◆ **What the task asks**
Your task is to gather the lines below that hold the string "used".
[Start Information supplied]
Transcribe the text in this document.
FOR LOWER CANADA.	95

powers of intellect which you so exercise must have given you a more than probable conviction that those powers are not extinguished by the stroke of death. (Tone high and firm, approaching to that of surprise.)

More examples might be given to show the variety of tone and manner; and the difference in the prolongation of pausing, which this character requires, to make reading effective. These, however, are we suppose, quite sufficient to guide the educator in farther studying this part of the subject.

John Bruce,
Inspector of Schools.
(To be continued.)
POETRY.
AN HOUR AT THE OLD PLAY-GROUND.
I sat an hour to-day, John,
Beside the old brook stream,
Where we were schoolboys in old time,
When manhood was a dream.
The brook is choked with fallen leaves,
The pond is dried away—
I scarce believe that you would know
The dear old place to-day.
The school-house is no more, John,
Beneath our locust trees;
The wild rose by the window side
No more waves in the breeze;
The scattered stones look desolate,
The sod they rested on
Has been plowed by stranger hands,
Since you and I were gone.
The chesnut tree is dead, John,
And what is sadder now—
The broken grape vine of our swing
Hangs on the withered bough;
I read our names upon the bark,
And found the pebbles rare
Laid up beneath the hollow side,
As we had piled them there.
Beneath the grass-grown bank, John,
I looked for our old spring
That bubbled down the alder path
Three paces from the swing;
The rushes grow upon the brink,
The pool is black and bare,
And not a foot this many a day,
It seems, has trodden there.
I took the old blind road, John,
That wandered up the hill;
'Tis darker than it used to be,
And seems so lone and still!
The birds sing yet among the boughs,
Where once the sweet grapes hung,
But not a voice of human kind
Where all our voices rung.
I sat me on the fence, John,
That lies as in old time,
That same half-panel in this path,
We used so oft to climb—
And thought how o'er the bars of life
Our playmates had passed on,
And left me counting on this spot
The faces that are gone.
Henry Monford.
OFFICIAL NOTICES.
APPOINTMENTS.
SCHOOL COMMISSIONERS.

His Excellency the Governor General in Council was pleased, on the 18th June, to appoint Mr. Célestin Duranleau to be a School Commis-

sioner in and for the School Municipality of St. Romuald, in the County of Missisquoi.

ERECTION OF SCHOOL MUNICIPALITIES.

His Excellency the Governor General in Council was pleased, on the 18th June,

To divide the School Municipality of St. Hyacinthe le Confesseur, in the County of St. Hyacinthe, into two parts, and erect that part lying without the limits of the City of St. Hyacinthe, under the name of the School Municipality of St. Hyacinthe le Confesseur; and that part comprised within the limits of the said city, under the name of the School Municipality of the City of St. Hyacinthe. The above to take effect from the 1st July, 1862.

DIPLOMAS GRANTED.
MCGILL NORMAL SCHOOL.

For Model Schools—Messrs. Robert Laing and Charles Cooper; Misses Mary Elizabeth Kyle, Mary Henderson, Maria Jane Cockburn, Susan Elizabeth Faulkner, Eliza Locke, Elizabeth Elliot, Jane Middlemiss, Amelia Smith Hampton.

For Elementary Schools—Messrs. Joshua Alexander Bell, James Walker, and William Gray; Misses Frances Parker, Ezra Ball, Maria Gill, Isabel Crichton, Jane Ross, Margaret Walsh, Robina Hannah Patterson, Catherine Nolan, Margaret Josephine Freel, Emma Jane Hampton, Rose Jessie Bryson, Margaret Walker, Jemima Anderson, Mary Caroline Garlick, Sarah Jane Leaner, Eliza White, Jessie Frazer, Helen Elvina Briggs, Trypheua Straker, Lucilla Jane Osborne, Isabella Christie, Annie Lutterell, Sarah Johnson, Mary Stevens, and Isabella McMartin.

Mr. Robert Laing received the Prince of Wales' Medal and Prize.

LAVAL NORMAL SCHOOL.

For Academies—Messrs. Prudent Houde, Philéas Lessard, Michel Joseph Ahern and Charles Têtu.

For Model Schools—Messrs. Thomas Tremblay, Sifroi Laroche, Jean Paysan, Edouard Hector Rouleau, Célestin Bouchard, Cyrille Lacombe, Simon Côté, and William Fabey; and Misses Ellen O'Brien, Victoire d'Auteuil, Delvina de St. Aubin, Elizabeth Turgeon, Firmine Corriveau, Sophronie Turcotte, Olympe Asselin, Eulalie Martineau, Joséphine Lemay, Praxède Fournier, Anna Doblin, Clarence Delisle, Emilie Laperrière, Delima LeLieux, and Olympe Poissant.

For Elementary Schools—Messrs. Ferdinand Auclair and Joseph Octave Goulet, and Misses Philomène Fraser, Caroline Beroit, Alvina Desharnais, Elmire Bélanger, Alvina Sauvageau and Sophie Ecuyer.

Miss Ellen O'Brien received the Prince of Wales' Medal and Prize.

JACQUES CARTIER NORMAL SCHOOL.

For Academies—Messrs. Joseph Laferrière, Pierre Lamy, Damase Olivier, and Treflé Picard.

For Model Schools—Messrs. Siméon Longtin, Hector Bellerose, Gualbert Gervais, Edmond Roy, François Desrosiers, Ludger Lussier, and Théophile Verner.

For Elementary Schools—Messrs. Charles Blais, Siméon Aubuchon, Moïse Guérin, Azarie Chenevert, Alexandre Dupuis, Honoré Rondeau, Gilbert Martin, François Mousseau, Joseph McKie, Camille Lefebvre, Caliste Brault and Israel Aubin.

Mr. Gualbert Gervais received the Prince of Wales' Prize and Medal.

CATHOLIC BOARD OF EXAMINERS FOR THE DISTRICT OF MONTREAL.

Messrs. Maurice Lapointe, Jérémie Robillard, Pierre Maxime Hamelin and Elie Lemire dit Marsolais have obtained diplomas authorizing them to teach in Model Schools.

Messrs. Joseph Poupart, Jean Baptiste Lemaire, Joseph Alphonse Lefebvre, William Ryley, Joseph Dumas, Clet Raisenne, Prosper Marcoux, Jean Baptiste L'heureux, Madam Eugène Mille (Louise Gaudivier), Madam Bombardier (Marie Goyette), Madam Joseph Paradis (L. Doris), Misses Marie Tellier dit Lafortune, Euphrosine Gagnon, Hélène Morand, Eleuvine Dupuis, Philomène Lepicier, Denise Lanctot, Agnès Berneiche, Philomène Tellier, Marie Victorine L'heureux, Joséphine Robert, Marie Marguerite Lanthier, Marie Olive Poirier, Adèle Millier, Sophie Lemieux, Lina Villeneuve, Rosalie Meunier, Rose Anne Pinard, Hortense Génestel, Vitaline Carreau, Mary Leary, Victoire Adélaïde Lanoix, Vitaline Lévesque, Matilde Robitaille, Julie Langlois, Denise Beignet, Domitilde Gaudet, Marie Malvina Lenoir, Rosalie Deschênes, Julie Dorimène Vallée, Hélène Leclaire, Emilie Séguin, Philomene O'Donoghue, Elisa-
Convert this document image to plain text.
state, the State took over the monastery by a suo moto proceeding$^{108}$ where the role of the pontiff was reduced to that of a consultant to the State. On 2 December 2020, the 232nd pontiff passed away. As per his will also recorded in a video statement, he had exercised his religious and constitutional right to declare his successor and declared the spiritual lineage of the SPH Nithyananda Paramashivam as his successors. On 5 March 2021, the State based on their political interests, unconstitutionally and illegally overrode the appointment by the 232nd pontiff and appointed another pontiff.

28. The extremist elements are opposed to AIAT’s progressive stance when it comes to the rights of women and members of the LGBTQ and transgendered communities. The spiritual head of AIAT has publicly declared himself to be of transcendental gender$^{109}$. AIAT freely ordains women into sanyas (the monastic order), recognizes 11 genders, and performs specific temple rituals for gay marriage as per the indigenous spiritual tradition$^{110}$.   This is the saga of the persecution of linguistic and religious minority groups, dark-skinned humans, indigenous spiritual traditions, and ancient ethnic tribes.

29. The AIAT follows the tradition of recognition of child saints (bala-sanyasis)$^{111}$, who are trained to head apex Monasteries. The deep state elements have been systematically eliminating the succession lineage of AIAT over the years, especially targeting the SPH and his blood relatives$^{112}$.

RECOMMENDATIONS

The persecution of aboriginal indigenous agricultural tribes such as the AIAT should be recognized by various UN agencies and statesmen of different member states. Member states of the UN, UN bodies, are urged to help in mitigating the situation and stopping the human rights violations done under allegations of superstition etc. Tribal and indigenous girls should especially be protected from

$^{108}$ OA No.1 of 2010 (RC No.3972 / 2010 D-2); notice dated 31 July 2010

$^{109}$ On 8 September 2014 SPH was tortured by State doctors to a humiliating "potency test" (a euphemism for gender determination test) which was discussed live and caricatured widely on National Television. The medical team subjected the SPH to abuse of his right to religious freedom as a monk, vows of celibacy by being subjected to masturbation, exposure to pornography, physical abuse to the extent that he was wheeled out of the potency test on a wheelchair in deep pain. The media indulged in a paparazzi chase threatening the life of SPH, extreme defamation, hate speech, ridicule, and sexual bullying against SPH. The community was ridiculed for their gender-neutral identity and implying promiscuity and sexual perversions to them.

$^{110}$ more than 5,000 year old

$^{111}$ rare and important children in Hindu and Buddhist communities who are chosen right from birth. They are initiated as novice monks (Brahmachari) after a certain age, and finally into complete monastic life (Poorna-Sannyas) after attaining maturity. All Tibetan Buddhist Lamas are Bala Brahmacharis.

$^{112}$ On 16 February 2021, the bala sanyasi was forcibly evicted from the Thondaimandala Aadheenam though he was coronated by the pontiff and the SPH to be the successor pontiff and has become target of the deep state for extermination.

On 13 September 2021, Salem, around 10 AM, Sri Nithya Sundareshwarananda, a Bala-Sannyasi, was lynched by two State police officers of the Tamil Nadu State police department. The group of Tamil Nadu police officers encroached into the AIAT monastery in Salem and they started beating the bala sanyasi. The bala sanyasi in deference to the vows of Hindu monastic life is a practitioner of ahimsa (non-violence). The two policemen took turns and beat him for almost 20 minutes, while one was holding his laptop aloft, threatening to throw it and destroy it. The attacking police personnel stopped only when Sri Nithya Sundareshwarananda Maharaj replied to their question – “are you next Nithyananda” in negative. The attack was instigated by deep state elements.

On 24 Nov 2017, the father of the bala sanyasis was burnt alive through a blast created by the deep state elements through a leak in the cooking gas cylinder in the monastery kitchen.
[End Information supplied]
◆ **Result below**
'Tis darker than it used to be,
We used so oft to climb—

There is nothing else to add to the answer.